**Task goal:** Below are records to transcribe exactly, without their pictures.

Start of Stored records

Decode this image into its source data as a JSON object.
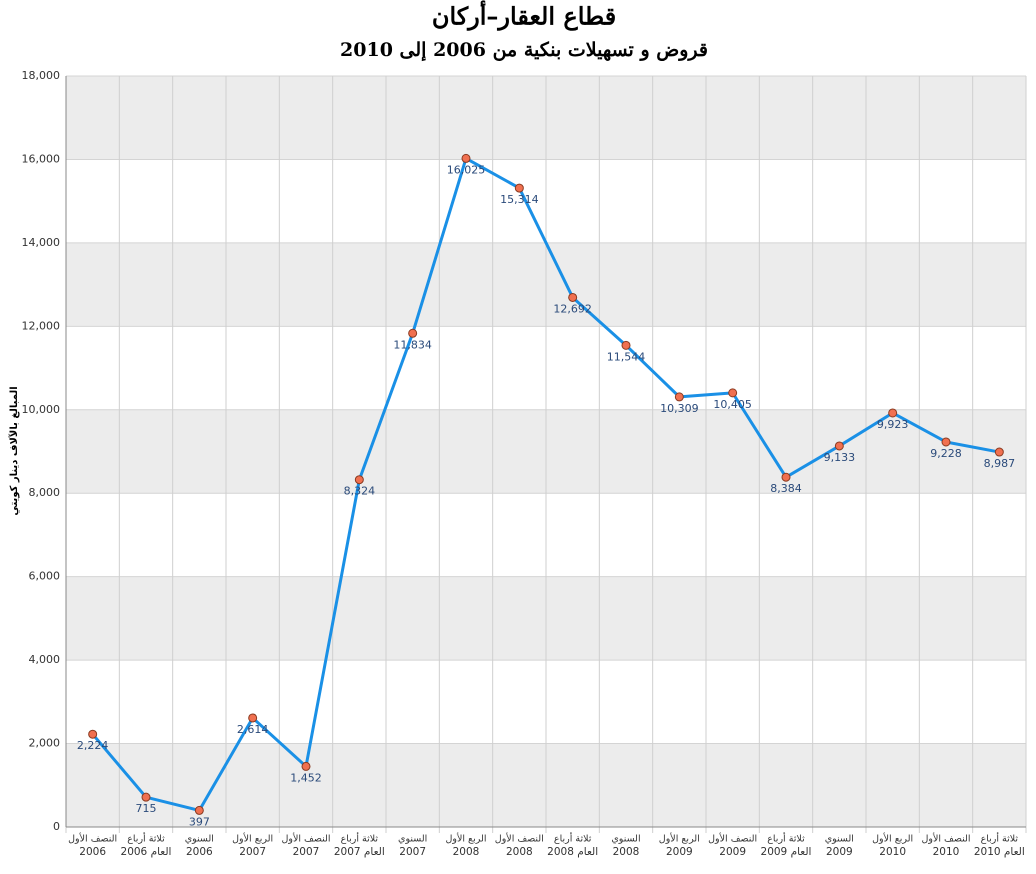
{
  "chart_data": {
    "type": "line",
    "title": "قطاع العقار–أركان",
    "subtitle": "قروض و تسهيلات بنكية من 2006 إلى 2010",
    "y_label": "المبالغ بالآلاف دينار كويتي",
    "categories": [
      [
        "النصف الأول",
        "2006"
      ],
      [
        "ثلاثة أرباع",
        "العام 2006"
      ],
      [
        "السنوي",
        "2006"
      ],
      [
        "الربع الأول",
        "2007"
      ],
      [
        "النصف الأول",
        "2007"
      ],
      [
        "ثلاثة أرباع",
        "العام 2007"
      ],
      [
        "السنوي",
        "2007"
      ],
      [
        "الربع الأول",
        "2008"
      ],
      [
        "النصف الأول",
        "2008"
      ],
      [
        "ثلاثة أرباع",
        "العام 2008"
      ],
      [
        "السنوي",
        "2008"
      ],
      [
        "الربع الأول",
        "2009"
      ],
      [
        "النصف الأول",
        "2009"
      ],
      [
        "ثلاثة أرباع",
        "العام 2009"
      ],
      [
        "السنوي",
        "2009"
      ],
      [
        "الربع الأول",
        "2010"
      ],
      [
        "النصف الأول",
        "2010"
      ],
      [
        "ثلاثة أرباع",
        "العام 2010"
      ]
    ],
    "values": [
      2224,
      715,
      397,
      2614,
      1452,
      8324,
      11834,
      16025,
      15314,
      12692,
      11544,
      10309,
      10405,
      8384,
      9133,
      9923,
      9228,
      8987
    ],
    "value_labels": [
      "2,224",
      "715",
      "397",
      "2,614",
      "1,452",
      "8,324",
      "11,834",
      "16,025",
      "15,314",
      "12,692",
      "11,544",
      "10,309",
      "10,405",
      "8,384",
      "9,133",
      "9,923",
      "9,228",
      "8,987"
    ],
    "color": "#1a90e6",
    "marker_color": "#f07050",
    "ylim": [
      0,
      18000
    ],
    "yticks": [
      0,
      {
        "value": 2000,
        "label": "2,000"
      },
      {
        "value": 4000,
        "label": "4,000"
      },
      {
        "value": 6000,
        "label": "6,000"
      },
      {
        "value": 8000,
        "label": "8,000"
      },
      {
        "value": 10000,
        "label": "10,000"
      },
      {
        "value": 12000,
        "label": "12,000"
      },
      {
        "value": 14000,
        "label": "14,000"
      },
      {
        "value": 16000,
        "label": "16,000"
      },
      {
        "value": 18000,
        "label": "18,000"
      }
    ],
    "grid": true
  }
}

End of Stored records

**Expected output:**
Decode this image into its source data as a JSON object.
{
  "chart_data": {
    "type": "line",
    "title": "قطاع العقار–أركان",
    "subtitle": "قروض و تسهيلات بنكية من 2006 إلى 2010",
    "y_label": "المبالغ بالآلاف دينار كويتي",
    "categories": [
      [
        "النصف الأول",
        "2006"
      ],
      [
        "ثلاثة أرباع",
        "العام 2006"
      ],
      [
        "السنوي",
        "2006"
      ],
      [
        "الربع الأول",
        "2007"
      ],
      [
        "النصف الأول",
        "2007"
      ],
      [
        "ثلاثة أرباع",
        "العام 2007"
      ],
      [
        "السنوي",
        "2007"
      ],
      [
        "الربع الأول",
        "2008"
      ],
      [
        "النصف الأول",
        "2008"
      ],
      [
        "ثلاثة أرباع",
        "العام 2008"
      ],
      [
        "السنوي",
        "2008"
      ],
      [
        "الربع الأول",
        "2009"
      ],
      [
        "النصف الأول",
        "2009"
      ],
      [
        "ثلاثة أرباع",
        "العام 2009"
      ],
      [
        "السنوي",
        "2009"
      ],
      [
        "الربع الأول",
        "2010"
      ],
      [
        "النصف الأول",
        "2010"
      ],
      [
        "ثلاثة أرباع",
        "العام 2010"
      ]
    ],
    "values": [
      2224,
      715,
      397,
      2614,
      1452,
      8324,
      11834,
      16025,
      15314,
      12692,
      11544,
      10309,
      10405,
      8384,
      9133,
      9923,
      9228,
      8987
    ],
    "value_labels": [
      "2,224",
      "715",
      "397",
      "2,614",
      "1,452",
      "8,324",
      "11,834",
      "16,025",
      "15,314",
      "12,692",
      "11,544",
      "10,309",
      "10,405",
      "8,384",
      "9,133",
      "9,923",
      "9,228",
      "8,987"
    ],
    "color": "#1a90e6",
    "marker_color": "#f07050",
    "ylim": [
      0,
      18000
    ],
    "yticks": [
      0,
      {
        "value": 2000,
        "label": "2,000"
      },
      {
        "value": 4000,
        "label": "4,000"
      },
      {
        "value": 6000,
        "label": "6,000"
      },
      {
        "value": 8000,
        "label": "8,000"
      },
      {
        "value": 10000,
        "label": "10,000"
      },
      {
        "value": 12000,
        "label": "12,000"
      },
      {
        "value": 14000,
        "label": "14,000"
      },
      {
        "value": 16000,
        "label": "16,000"
      },
      {
        "value": 18000,
        "label": "18,000"
      }
    ],
    "grid": true
  }
}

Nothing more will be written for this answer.